Lines of data
__________________________________________________
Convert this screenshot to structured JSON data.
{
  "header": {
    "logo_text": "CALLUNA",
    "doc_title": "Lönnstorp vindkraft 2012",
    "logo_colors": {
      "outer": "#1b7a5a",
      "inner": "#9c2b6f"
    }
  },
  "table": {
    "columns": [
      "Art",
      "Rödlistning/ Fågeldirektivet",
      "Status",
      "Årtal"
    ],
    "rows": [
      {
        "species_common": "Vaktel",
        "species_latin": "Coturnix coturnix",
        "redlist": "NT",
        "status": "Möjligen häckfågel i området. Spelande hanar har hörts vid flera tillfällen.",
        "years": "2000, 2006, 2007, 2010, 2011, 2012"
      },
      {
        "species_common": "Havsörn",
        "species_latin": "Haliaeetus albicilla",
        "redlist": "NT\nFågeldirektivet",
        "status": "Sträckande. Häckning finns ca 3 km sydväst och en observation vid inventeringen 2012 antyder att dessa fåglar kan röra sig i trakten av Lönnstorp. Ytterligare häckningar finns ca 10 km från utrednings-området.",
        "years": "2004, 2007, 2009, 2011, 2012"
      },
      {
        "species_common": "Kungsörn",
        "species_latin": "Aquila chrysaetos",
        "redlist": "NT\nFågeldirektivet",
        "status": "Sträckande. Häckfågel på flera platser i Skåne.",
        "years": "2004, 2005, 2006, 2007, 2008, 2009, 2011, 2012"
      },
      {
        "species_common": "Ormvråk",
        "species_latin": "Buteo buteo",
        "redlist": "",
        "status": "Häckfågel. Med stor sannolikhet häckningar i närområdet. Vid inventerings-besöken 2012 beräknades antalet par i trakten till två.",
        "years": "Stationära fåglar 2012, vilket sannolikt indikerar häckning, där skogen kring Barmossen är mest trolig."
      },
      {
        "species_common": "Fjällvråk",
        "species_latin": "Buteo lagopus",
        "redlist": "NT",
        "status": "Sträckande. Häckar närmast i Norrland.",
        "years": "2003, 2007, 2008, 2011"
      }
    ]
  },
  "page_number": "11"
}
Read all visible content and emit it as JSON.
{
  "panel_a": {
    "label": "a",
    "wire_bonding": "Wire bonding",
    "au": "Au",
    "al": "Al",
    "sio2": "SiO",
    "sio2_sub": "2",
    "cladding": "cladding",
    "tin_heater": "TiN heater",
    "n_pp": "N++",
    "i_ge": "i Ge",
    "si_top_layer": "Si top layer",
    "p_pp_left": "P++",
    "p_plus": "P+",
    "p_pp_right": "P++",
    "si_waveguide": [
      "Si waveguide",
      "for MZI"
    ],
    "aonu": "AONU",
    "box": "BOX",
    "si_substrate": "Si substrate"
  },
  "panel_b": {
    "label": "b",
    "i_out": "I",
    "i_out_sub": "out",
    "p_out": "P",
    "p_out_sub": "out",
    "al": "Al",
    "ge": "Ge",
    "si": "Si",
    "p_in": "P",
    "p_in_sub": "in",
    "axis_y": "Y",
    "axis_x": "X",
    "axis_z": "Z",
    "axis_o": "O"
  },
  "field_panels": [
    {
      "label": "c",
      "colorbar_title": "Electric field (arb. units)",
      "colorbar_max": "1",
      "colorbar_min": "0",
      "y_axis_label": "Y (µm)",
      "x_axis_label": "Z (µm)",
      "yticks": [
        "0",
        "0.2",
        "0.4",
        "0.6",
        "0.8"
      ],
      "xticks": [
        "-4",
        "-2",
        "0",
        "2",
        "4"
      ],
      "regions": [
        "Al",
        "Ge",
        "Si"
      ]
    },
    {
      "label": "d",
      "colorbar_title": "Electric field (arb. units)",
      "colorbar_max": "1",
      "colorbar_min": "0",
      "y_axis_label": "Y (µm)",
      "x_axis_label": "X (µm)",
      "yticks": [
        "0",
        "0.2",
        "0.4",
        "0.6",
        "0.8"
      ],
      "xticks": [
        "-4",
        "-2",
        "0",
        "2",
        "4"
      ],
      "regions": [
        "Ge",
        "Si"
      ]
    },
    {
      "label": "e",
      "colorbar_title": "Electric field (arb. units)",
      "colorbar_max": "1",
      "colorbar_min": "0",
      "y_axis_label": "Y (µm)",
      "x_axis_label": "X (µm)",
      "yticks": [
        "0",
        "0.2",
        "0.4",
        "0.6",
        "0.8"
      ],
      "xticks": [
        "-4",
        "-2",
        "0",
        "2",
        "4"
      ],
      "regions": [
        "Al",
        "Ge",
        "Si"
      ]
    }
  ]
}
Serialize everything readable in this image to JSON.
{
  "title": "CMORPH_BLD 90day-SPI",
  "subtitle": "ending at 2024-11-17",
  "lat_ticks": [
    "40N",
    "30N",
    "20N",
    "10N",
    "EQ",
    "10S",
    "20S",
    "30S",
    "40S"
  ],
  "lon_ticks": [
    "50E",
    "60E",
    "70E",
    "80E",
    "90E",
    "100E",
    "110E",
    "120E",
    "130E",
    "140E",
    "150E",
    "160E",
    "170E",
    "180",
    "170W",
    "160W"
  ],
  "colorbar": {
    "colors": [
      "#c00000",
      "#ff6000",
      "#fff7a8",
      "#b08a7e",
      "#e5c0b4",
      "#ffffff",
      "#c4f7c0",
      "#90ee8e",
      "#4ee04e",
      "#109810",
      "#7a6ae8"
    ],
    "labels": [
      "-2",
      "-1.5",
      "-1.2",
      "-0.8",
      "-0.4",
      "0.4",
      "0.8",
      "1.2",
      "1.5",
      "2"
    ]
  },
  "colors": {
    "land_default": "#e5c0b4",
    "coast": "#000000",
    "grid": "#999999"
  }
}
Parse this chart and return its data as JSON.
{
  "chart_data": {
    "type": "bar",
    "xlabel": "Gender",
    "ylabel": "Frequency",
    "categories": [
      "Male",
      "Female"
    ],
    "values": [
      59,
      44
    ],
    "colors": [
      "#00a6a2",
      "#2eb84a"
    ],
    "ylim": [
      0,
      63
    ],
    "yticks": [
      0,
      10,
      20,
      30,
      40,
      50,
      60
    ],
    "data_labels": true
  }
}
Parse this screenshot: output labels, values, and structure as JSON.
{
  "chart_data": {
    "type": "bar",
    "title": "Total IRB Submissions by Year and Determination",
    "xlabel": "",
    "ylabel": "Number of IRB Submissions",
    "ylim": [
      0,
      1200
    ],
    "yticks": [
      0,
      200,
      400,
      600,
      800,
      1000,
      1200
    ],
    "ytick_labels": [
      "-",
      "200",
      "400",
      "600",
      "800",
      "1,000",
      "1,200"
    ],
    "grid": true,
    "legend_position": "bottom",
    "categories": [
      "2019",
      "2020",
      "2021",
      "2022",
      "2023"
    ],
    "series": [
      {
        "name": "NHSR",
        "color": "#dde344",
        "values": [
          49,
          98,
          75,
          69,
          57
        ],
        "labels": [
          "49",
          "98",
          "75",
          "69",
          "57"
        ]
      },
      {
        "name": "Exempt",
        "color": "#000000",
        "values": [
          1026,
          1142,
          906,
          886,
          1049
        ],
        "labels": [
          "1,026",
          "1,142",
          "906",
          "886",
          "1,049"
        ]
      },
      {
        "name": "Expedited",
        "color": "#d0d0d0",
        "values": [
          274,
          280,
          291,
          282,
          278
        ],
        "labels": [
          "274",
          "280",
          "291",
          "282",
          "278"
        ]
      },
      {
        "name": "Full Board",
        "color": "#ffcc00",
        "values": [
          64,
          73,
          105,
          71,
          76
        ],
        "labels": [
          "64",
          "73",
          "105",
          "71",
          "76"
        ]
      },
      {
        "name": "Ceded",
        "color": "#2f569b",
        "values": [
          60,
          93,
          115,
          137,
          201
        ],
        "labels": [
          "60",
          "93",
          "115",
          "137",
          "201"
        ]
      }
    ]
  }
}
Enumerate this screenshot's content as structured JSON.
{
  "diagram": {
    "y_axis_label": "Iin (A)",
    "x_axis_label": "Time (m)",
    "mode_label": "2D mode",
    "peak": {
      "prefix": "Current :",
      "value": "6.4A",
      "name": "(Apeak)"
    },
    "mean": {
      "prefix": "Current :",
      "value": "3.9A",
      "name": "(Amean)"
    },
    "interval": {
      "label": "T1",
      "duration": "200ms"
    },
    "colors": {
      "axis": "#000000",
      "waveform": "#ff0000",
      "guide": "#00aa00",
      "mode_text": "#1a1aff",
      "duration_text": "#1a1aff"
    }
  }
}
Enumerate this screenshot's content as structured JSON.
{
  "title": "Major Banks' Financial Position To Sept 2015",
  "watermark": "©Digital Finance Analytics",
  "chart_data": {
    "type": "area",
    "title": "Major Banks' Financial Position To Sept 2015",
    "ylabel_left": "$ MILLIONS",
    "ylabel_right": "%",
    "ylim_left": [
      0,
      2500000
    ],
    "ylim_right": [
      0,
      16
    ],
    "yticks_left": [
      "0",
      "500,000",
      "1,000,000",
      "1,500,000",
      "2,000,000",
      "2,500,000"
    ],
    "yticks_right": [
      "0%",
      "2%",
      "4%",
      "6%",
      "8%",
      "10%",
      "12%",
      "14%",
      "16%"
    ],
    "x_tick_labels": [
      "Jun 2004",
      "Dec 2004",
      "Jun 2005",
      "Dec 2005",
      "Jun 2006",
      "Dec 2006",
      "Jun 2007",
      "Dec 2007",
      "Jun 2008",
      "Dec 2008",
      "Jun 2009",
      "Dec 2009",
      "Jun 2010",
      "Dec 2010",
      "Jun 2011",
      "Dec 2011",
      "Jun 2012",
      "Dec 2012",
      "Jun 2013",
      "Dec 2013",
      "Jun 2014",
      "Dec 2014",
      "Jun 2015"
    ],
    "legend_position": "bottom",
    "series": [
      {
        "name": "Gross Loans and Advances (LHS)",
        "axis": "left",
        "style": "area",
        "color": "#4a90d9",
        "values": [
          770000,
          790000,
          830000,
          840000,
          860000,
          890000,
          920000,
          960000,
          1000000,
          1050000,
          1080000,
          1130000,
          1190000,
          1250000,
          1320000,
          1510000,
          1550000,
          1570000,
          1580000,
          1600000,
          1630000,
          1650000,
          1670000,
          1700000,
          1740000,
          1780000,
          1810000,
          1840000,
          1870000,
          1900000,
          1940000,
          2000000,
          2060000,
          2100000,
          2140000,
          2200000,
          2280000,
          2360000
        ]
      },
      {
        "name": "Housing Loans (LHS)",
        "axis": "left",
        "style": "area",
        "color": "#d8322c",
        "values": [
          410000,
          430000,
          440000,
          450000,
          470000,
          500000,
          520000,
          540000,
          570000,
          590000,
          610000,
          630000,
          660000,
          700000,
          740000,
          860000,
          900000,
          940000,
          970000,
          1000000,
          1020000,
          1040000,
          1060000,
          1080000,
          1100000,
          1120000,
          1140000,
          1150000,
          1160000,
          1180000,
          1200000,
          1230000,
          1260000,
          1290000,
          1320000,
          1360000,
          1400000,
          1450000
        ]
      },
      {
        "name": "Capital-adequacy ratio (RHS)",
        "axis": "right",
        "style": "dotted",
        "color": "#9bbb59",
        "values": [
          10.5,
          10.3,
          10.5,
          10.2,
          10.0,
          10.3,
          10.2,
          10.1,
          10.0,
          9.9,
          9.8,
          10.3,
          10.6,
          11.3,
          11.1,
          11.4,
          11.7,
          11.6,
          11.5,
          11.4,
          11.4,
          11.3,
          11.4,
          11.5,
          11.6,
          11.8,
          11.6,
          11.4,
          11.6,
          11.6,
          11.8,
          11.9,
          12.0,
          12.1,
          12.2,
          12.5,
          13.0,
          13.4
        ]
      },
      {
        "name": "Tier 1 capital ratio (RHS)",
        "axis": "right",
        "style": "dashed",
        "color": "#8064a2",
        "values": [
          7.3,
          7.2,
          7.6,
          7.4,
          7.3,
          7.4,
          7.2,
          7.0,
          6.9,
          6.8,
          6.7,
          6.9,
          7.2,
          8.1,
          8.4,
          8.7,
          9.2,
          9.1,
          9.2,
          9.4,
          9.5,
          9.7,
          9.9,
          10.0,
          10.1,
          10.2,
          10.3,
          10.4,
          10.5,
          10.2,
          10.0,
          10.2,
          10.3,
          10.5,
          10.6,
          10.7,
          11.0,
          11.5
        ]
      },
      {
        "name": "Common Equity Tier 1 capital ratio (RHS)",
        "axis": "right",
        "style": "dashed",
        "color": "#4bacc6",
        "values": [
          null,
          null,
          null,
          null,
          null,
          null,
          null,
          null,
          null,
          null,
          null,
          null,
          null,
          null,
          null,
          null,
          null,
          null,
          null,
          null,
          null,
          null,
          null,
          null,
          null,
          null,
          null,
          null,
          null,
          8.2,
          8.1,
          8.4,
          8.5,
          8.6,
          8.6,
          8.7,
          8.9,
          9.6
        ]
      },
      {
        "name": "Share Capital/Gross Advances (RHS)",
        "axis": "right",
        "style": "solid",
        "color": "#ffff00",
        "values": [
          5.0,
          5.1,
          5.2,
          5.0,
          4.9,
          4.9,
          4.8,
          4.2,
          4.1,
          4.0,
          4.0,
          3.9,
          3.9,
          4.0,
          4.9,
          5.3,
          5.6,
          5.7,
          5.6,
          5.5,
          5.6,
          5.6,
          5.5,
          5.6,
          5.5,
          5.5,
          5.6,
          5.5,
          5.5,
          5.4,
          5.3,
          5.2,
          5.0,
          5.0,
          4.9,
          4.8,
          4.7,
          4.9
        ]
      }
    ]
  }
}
__________________________________________________
WORK REQUIRED = Copy each line of the listing that contains the string "Banks".

OUTPUT FOR THIS TASK =
  "title": "Major Banks' Financial Position To Sept 2015",
    "title": "Major Banks' Financial Position To Sept 2015",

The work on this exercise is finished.